OBJECTIVE A | In the text on OLS estimation, what ensures that v is uncorrelated with Z?

TEXT |
For β in model Equation (4) to be consistently estimated by OLS, it is additionally required that e is uncorrelated with X and v with Z. This is not the case if X plays a role in the linear projection of Wγ on Z and X, so it is required E(Wγ|X, Z) = E(Wγ|Z). v is uncorrelated with Z is ensured by E(y|X, W, Z) = E(y|X, W), that is, the redundancy of Z in the population model. The reason for this is that in this case cov(z_j, v) = 0 for all j. Whether the bias in $\hat{β}$ in model Equation (4) is smaller or greater than in model Equation (2) is an empirical question. This depends on whether the correlations between the components of X and Wγ are greater or smaller than the correlations between the components of X and e, respectively. If for example, the size of the components of 6 are zero or very small, the inclusion of Z will increase the bias in $\hat{β}$ if there is correlation between Z and both X and v. The better the fit of the model for Wγ on Z, the more likely plugging in Z leads to bias reduction. This is because e becomes smaller in magnitude which reduces its covariance with X. It is remarked that λ has the interpretation of parameters of the linear projection on Wγ and we ignore the identifiability of α and the first component of β because the intercept is assumed to be not of interest.

Dataset rows:
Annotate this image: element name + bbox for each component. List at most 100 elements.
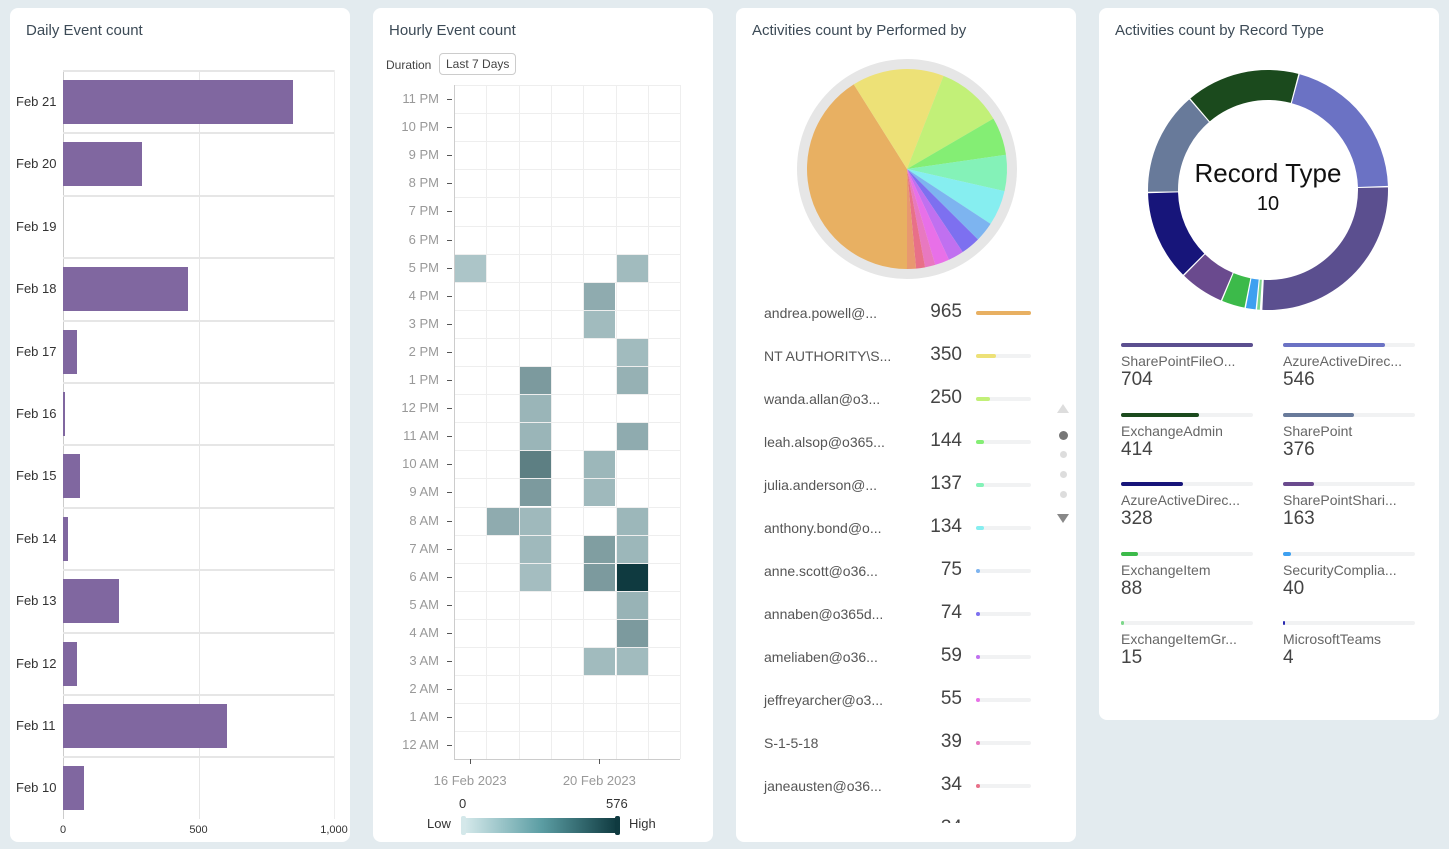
panel-title: Hourly Event count (389, 22, 516, 39)
gridline-horizontal (454, 85, 681, 86)
heatmap-cell[interactable] (584, 563, 616, 591)
page-dot[interactable] (1060, 471, 1067, 478)
list-item[interactable]: ameliaben@o36... 59 (736, 632, 1056, 675)
heatmap-cell[interactable] (519, 395, 551, 423)
donut-segment[interactable] (1245, 278, 1259, 310)
list-item[interactable]: julia.anderson@... 137 (736, 460, 1056, 503)
scroll-up-icon[interactable] (1057, 404, 1069, 413)
donut-segment[interactable] (1148, 192, 1205, 275)
donut-segment[interactable] (1190, 70, 1299, 122)
heatmap-cell[interactable] (616, 423, 648, 451)
donut-segment[interactable] (1222, 273, 1251, 308)
heatmap-cell[interactable] (519, 535, 551, 563)
list-item[interactable]: S-1-5-18 39 (736, 718, 1056, 761)
pie-slice[interactable] (907, 75, 994, 169)
pie-slice[interactable] (907, 169, 978, 253)
legend-item[interactable]: MicrosoftTeams 4 (1283, 621, 1415, 669)
bar[interactable] (63, 267, 189, 312)
scroll-down-icon[interactable] (1057, 514, 1069, 523)
heatmap-cell[interactable] (616, 254, 648, 282)
heatmap-cell[interactable] (616, 591, 648, 619)
performer-bar-fill (976, 612, 981, 616)
donut-segment[interactable] (1184, 254, 1233, 301)
pie-slice[interactable] (907, 118, 1006, 169)
heatmap-cell[interactable] (584, 479, 616, 507)
duration-select[interactable]: Last 7 Days (439, 53, 517, 75)
performer-bar-fill (976, 440, 985, 444)
pie-slice[interactable] (907, 154, 1007, 192)
pie-slice[interactable] (907, 169, 963, 260)
heatmap-cell[interactable] (584, 535, 616, 563)
pie-slice[interactable] (907, 169, 1005, 224)
heatmap-cell[interactable] (584, 648, 616, 676)
heatmap-cell[interactable] (455, 254, 487, 282)
scale-handle-low[interactable] (461, 816, 466, 835)
page-dot[interactable] (1060, 491, 1067, 498)
heatmap-cell[interactable] (519, 423, 551, 451)
list-item[interactable]: janeausten@o36... 34 (736, 761, 1056, 804)
bar[interactable] (63, 641, 78, 686)
legend-item[interactable]: ExchangeAdmin 414 (1121, 412, 1253, 461)
heatmap-cell[interactable] (616, 338, 648, 366)
heatmap-cell[interactable] (487, 507, 519, 535)
bar[interactable] (63, 454, 81, 499)
pie-slice[interactable] (853, 69, 944, 169)
heatmap-cell[interactable] (616, 535, 648, 563)
bar[interactable] (63, 704, 227, 748)
pie-slice[interactable] (907, 169, 936, 268)
legend-item[interactable]: ExchangeItemGr... 15 (1121, 621, 1253, 669)
list-item[interactable]: NT AUTHORITY\S... 350 (736, 331, 1056, 374)
list-item[interactable]: austin.terry@o36... 34 (736, 804, 1056, 823)
bar[interactable] (63, 329, 78, 374)
heatmap-cell[interactable] (519, 479, 551, 507)
performer-bar-track (976, 784, 1031, 788)
hour-label: 12 PM (401, 400, 439, 416)
donut-segment[interactable] (1257, 279, 1262, 310)
scale-handle-high[interactable] (615, 816, 620, 835)
legend-item[interactable]: AzureActiveDirec... 546 (1283, 343, 1415, 391)
list-item[interactable]: andrea.powell@... 965 (736, 288, 1056, 331)
bar[interactable] (63, 80, 293, 124)
list-item[interactable]: anne.scott@o36... 75 (736, 546, 1056, 589)
heatmap-cell[interactable] (584, 451, 616, 479)
legend-item[interactable]: SharePoint 376 (1283, 412, 1415, 461)
legend-item[interactable]: SharePointFileO... 704 (1121, 343, 1253, 391)
donut-segment[interactable] (1291, 74, 1388, 187)
legend-item[interactable]: SharePointShari... 163 (1283, 482, 1415, 530)
page-dot[interactable] (1060, 451, 1067, 458)
heatmap-cell[interactable] (519, 367, 551, 395)
list-item[interactable]: anthony.bond@o... 134 (736, 503, 1056, 546)
pie-slice[interactable] (907, 169, 991, 240)
bar[interactable] (63, 142, 143, 187)
bar[interactable] (63, 392, 65, 436)
heatmap-cell[interactable] (616, 563, 648, 591)
list-item[interactable]: wanda.allan@o3... 250 (736, 374, 1056, 417)
pie-slice[interactable] (907, 169, 926, 269)
pie-slice[interactable] (907, 169, 949, 265)
heatmap-cell[interactable] (616, 619, 648, 647)
list-item[interactable]: jeffreyarcher@o3... 55 (736, 675, 1056, 718)
legend-item[interactable]: ExchangeItem 88 (1121, 551, 1253, 600)
heatmap-cell[interactable] (519, 563, 551, 591)
bar[interactable] (63, 766, 85, 811)
heatmap-cell[interactable] (519, 451, 551, 479)
bar[interactable] (63, 516, 69, 561)
page-dot-active[interactable] (1059, 431, 1068, 440)
bar[interactable] (63, 579, 120, 624)
heatmap-cell[interactable] (519, 507, 551, 535)
legend-item[interactable]: SecurityComplia... 40 (1283, 551, 1415, 600)
list-item[interactable]: leah.alsop@o365... 144 (736, 417, 1056, 460)
hour-label: 1 AM (409, 709, 439, 725)
heatmap-cell[interactable] (616, 648, 648, 676)
pie-slice[interactable] (907, 169, 917, 269)
legend-item[interactable]: AzureActiveDirec... 328 (1121, 482, 1253, 530)
heatmap-cell[interactable] (584, 282, 616, 310)
donut-segment[interactable] (1148, 99, 1209, 192)
category-label: Feb 10 (16, 780, 57, 796)
donut-segment[interactable] (1262, 187, 1388, 310)
list-item[interactable]: annaben@o365d... 74 (736, 589, 1056, 632)
pie-slice[interactable] (807, 84, 907, 269)
heatmap-cell[interactable] (584, 310, 616, 338)
heatmap-cell[interactable] (616, 367, 648, 395)
heatmap-cell[interactable] (616, 507, 648, 535)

OBJECTIVE B | Reproduce the dataset rows from the line with "panel-title: Hourly Event" to the line with "heatmap-cell[interactable] (616, 591, 648, 619)".

RESULT A | The condition E(y|X, W, Z) = E(y|X, W), that is, the redundancy of Z in the population model.

RESULT B |
panel-title: Hourly Event count (389, 22, 516, 39)
gridline-horizontal (454, 85, 681, 86)
heatmap-cell[interactable] (584, 563, 616, 591)
page-dot[interactable] (1060, 471, 1067, 478)
list-item[interactable]: ameliaben@o36... 59 (736, 632, 1056, 675)
heatmap-cell[interactable] (519, 395, 551, 423)
donut-segment[interactable] (1245, 278, 1259, 310)
list-item[interactable]: julia.anderson@... 137 (736, 460, 1056, 503)
scroll-up-icon[interactable] (1057, 404, 1069, 413)
donut-segment[interactable] (1148, 192, 1205, 275)
donut-segment[interactable] (1190, 70, 1299, 122)
heatmap-cell[interactable] (616, 423, 648, 451)
donut-segment[interactable] (1222, 273, 1251, 308)
heatmap-cell[interactable] (519, 535, 551, 563)
list-item[interactable]: S-1-5-18 39 (736, 718, 1056, 761)
pie-slice[interactable] (907, 75, 994, 169)
pie-slice[interactable] (907, 169, 978, 253)
legend-item[interactable]: MicrosoftTeams 4 (1283, 621, 1415, 669)
bar[interactable] (63, 267, 189, 312)
scroll-down-icon[interactable] (1057, 514, 1069, 523)
heatmap-cell[interactable] (616, 254, 648, 282)
heatmap-cell[interactable] (616, 591, 648, 619)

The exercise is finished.